**WRITTEN PROBLEM**.
Filter the records below for the word "Output". Copy each line that holds it.

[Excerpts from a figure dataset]
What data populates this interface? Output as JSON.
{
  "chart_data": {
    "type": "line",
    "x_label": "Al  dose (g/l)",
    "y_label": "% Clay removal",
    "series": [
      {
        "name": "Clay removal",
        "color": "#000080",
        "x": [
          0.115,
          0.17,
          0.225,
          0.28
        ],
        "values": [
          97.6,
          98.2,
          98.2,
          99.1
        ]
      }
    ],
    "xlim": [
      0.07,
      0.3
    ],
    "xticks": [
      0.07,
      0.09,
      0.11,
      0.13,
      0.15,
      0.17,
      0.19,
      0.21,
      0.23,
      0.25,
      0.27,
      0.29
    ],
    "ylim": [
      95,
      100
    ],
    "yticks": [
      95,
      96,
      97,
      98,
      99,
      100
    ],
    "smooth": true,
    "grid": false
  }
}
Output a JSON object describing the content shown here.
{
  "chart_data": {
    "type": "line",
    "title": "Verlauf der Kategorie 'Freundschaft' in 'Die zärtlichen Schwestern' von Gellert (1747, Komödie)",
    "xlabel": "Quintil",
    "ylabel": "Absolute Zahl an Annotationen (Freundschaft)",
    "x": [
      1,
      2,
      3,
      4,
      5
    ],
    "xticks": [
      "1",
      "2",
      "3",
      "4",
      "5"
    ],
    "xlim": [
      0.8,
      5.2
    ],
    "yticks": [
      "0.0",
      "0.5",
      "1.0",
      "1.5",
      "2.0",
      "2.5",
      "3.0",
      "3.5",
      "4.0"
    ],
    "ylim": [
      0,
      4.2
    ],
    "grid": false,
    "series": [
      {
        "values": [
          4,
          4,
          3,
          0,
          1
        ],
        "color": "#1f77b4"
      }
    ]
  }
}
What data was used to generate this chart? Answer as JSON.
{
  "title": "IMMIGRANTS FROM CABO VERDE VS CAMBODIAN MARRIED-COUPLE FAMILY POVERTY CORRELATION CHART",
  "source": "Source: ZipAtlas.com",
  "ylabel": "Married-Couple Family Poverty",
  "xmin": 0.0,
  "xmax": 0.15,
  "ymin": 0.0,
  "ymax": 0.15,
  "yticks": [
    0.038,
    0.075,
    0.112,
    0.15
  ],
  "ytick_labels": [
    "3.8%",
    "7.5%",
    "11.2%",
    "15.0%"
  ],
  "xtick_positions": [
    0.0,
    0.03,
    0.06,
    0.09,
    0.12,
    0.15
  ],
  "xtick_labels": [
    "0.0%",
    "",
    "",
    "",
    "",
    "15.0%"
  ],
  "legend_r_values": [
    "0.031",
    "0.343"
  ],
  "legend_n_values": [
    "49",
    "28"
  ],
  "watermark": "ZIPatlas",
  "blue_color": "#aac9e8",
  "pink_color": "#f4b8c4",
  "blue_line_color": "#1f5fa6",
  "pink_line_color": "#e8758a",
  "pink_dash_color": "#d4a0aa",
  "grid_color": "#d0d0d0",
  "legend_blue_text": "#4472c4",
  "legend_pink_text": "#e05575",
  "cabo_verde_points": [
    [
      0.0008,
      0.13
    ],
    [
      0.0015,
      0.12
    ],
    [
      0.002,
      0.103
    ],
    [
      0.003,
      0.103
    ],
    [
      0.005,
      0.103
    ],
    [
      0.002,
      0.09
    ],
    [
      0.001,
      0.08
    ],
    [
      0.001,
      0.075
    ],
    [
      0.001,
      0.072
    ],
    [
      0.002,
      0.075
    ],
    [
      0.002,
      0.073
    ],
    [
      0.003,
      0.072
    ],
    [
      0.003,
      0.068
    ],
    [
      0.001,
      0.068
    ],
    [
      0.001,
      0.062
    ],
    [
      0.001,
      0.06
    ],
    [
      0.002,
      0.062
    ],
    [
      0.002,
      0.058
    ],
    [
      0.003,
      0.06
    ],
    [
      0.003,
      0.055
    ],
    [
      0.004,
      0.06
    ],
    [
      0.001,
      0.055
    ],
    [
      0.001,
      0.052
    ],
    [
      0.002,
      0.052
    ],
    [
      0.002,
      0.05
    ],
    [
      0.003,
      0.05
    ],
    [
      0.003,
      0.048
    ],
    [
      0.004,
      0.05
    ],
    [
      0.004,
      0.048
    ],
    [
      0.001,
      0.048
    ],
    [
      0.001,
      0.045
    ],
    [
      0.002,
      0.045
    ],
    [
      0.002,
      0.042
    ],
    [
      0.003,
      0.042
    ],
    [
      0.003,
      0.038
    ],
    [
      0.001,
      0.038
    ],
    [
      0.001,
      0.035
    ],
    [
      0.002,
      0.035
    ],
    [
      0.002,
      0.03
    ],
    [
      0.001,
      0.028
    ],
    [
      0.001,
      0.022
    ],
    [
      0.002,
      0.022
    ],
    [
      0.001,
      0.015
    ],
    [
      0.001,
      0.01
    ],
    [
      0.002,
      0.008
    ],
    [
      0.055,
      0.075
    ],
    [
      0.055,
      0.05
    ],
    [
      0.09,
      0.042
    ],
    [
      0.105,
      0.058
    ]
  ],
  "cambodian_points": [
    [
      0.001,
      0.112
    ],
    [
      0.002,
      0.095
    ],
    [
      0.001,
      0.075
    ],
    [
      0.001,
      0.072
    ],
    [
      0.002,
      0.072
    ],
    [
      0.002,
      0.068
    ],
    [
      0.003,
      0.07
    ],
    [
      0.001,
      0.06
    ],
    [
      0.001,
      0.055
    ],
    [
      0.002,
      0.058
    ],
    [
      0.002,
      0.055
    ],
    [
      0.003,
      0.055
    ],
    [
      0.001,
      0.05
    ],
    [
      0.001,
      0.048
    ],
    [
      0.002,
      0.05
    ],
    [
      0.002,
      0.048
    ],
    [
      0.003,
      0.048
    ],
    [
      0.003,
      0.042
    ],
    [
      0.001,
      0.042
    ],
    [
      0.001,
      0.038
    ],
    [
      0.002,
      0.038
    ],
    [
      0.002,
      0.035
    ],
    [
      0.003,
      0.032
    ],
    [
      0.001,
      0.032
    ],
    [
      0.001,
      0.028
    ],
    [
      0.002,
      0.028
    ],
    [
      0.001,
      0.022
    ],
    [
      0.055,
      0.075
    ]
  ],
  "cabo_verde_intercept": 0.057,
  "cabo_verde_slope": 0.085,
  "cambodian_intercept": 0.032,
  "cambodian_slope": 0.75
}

**RESULT**.
What data populates this interface? Output as JSON.
Output a JSON object describing the content shown here.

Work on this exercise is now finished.